### Extracted material
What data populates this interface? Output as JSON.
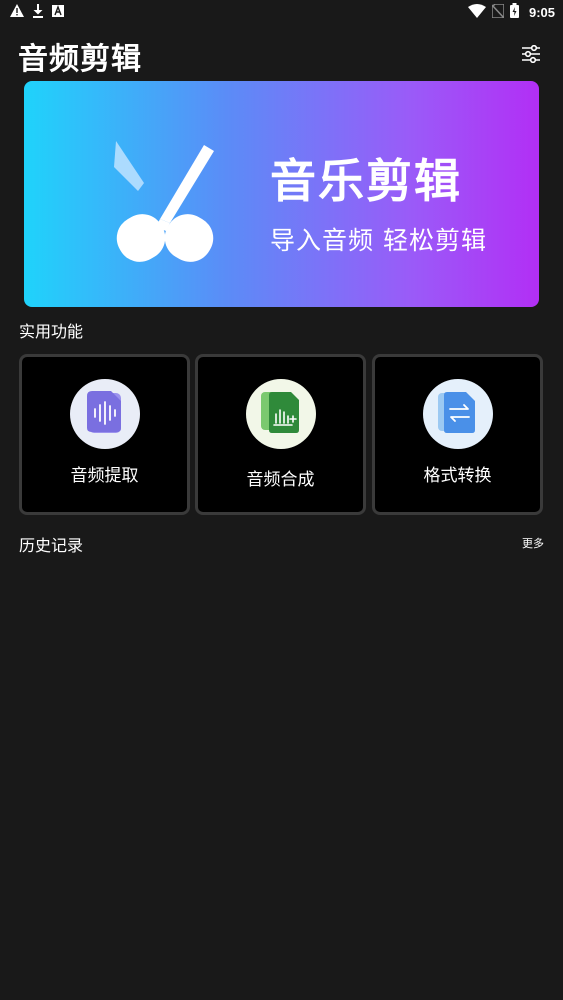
{
  "status_bar": {
    "time": "9:05",
    "left_icons": [
      "warning-icon",
      "download-icon",
      "font-icon"
    ],
    "right_icons": [
      "wifi-icon",
      "no-sim-icon",
      "battery-icon"
    ]
  },
  "header": {
    "title": "音频剪辑",
    "settings_icon": "sliders-icon"
  },
  "banner": {
    "title": "音乐剪辑",
    "subtitle": "导入音频 轻松剪辑",
    "icon": "scissors-icon",
    "gradient": [
      "#1fd3fb",
      "#5c8bf7",
      "#9a5bf8",
      "#b22ff5"
    ]
  },
  "functions": {
    "heading": "实用功能",
    "items": [
      {
        "label": "音频提取",
        "icon": "audio-wave-file-icon",
        "color": "#7a6fe0"
      },
      {
        "label": "音频合成",
        "icon": "audio-merge-file-icon",
        "color": "#2f8a3a"
      },
      {
        "label": "格式转换",
        "icon": "convert-file-icon",
        "color": "#4a90e8"
      }
    ]
  },
  "history": {
    "heading": "历史记录",
    "more_label": "更多"
  }
}
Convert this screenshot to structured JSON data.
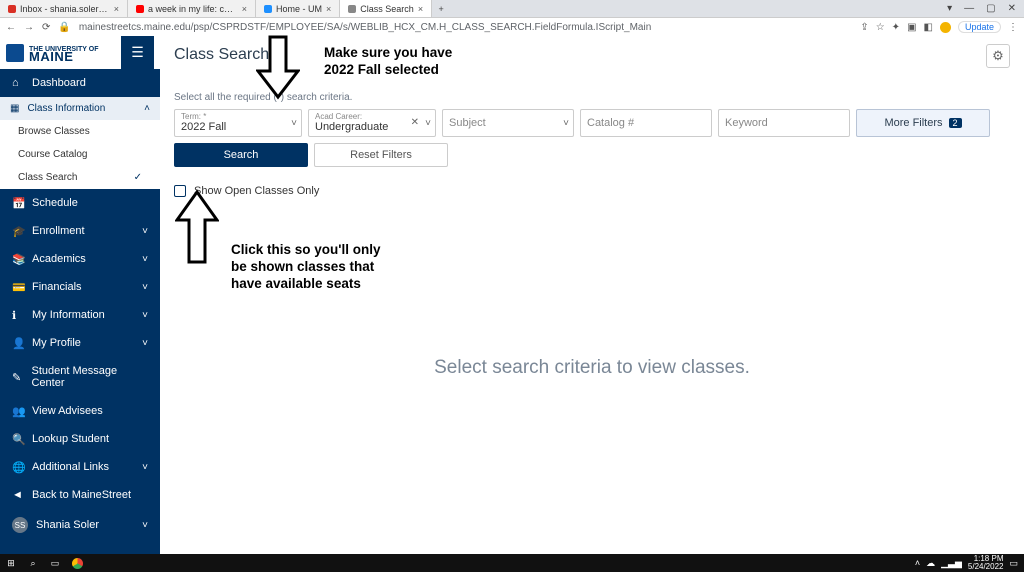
{
  "tabs": [
    {
      "title": "Inbox - shania.soler@maine.edu",
      "fav": "#d93025"
    },
    {
      "title": "a week in my life: college fin…",
      "fav": "#ff0000"
    },
    {
      "title": "Home - UM",
      "fav": "#1e90ff"
    },
    {
      "title": "Class Search",
      "fav": "#888",
      "active": true
    }
  ],
  "url": "mainestreetcs.maine.edu/psp/CSPRDSTF/EMPLOYEE/SA/s/WEBLIB_HCX_CM.H_CLASS_SEARCH.FieldFormula.IScript_Main",
  "update_label": "Update",
  "logo": {
    "small": "THE UNIVERSITY OF",
    "big": "MAINE"
  },
  "sidebar": {
    "dashboard": "Dashboard",
    "class_info": "Class Information",
    "sub": {
      "browse": "Browse Classes",
      "catalog": "Course Catalog",
      "search": "Class Search"
    },
    "items": [
      "Schedule",
      "Enrollment",
      "Academics",
      "Financials",
      "My Information",
      "My Profile",
      "Student Message Center",
      "View Advisees",
      "Lookup Student",
      "Additional Links",
      "Back to MaineStreet"
    ],
    "user_initials": "SS",
    "user_name": "Shania Soler"
  },
  "page": {
    "title": "Class Search",
    "hint": "Select all the required (*) search criteria.",
    "term_label": "Term: *",
    "term_value": "2022 Fall",
    "career_label": "Acad Career:",
    "career_value": "Undergraduate",
    "subject_ph": "Subject",
    "catalog_ph": "Catalog #",
    "keyword_ph": "Keyword",
    "more_label": "More Filters",
    "more_count": "2",
    "search_label": "Search",
    "reset_label": "Reset Filters",
    "open_only": "Show Open Classes Only",
    "empty": "Select search criteria to view classes."
  },
  "annotations": {
    "top": "Make sure you have\n2022 Fall selected",
    "bottom": "Click this so you'll only\nbe shown classes that\nhave available seats"
  },
  "taskbar": {
    "time": "1:18 PM",
    "date": "5/24/2022"
  }
}
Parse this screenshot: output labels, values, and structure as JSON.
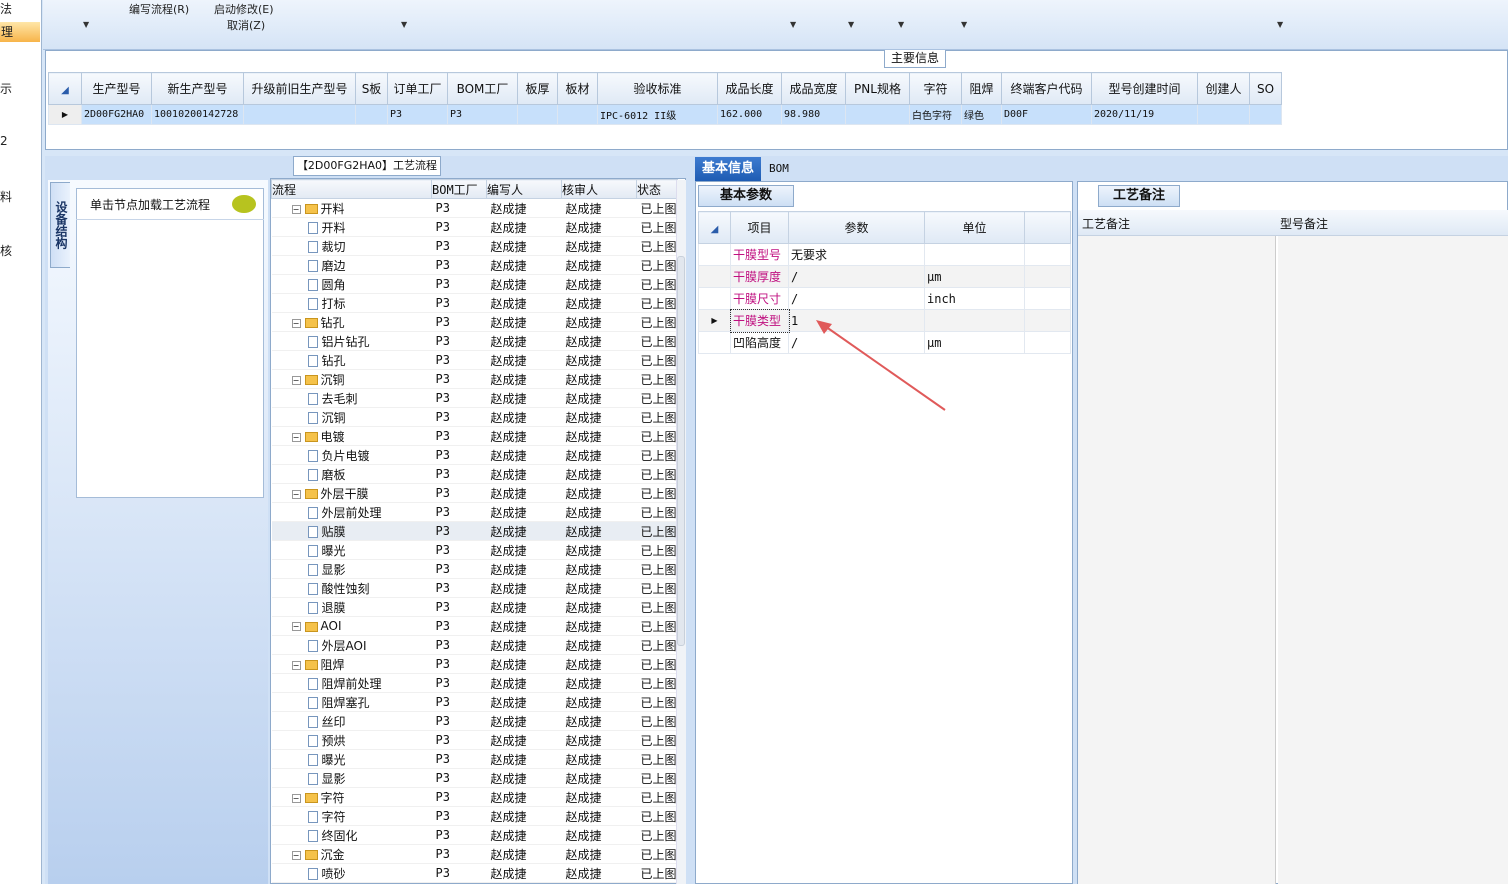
{
  "leftnav": {
    "items": [
      "法",
      "理",
      "示",
      "2",
      "料",
      "核"
    ]
  },
  "ribbon": {
    "write_process": "编写流程(R)",
    "start_modify": "启动修改(E)",
    "cancel": "取消(Z)"
  },
  "top": {
    "tab_label": "主要信息",
    "headers": [
      "生产型号",
      "新生产型号",
      "升级前旧生产型号",
      "S板",
      "订单工厂",
      "BOM工厂",
      "板厚",
      "板材",
      "验收标准",
      "成品长度",
      "成品宽度",
      "PNL规格",
      "字符",
      "阻焊",
      "终端客户代码",
      "型号创建时间",
      "创建人",
      "SO"
    ],
    "row": [
      "2D00FG2HA0",
      "10010200142728",
      "",
      "",
      "P3",
      "P3",
      "",
      "",
      "IPC-6012 II级",
      "162.000",
      "98.980",
      "",
      "白色字符",
      "绿色",
      "D00F",
      "2020/11/19",
      "",
      ""
    ]
  },
  "process": {
    "title": "【2D00FG2HA0】工艺流程",
    "vtab": "设备结构",
    "load_hint": "单击节点加载工艺流程",
    "headers": [
      "流程",
      "BOM工厂",
      "编写人",
      "核审人",
      "状态"
    ],
    "rows": [
      {
        "l": 1,
        "n": "开料"
      },
      {
        "l": 2,
        "n": "开料"
      },
      {
        "l": 2,
        "n": "裁切"
      },
      {
        "l": 2,
        "n": "磨边"
      },
      {
        "l": 2,
        "n": "圆角"
      },
      {
        "l": 2,
        "n": "打标"
      },
      {
        "l": 1,
        "n": "钻孔"
      },
      {
        "l": 2,
        "n": "铝片钻孔"
      },
      {
        "l": 2,
        "n": "钻孔"
      },
      {
        "l": 1,
        "n": "沉铜"
      },
      {
        "l": 2,
        "n": "去毛刺"
      },
      {
        "l": 2,
        "n": "沉铜"
      },
      {
        "l": 1,
        "n": "电镀"
      },
      {
        "l": 2,
        "n": "负片电镀"
      },
      {
        "l": 2,
        "n": "磨板"
      },
      {
        "l": 1,
        "n": "外层干膜"
      },
      {
        "l": 2,
        "n": "外层前处理"
      },
      {
        "l": 2,
        "n": "贴膜"
      },
      {
        "l": 2,
        "n": "曝光"
      },
      {
        "l": 2,
        "n": "显影"
      },
      {
        "l": 2,
        "n": "酸性蚀刻"
      },
      {
        "l": 2,
        "n": "退膜"
      },
      {
        "l": 1,
        "n": "AOI"
      },
      {
        "l": 2,
        "n": "外层AOI"
      },
      {
        "l": 1,
        "n": "阻焊"
      },
      {
        "l": 2,
        "n": "阻焊前处理"
      },
      {
        "l": 2,
        "n": "阻焊塞孔"
      },
      {
        "l": 2,
        "n": "丝印"
      },
      {
        "l": 2,
        "n": "预烘"
      },
      {
        "l": 2,
        "n": "曝光"
      },
      {
        "l": 2,
        "n": "显影"
      },
      {
        "l": 1,
        "n": "字符"
      },
      {
        "l": 2,
        "n": "字符"
      },
      {
        "l": 2,
        "n": "终固化"
      },
      {
        "l": 1,
        "n": "沉金"
      },
      {
        "l": 2,
        "n": "喷砂"
      }
    ],
    "factory": "P3",
    "writer": "赵成捷",
    "reviewer": "赵成捷",
    "status": "已上图"
  },
  "info": {
    "tab_basic": "基本信息",
    "tab_bom": "BOM",
    "basic_params": "基本参数",
    "headers": [
      "项目",
      "参数",
      "单位"
    ],
    "rows": [
      [
        "干膜型号",
        "无要求",
        ""
      ],
      [
        "干膜厚度",
        "/",
        "μm"
      ],
      [
        "干膜尺寸",
        "/",
        "inch"
      ],
      [
        "干膜类型",
        "1",
        ""
      ],
      [
        "凹陷高度",
        "/",
        "μm"
      ]
    ]
  },
  "notes": {
    "tab": "工艺备注",
    "col1": "工艺备注",
    "col2": "型号备注"
  }
}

### Goal
Show all lines in the entries above where the string "data" appears.

### Task result
What data populates this interface? Output as JSON.
Convert this screenshot to structured JSON data.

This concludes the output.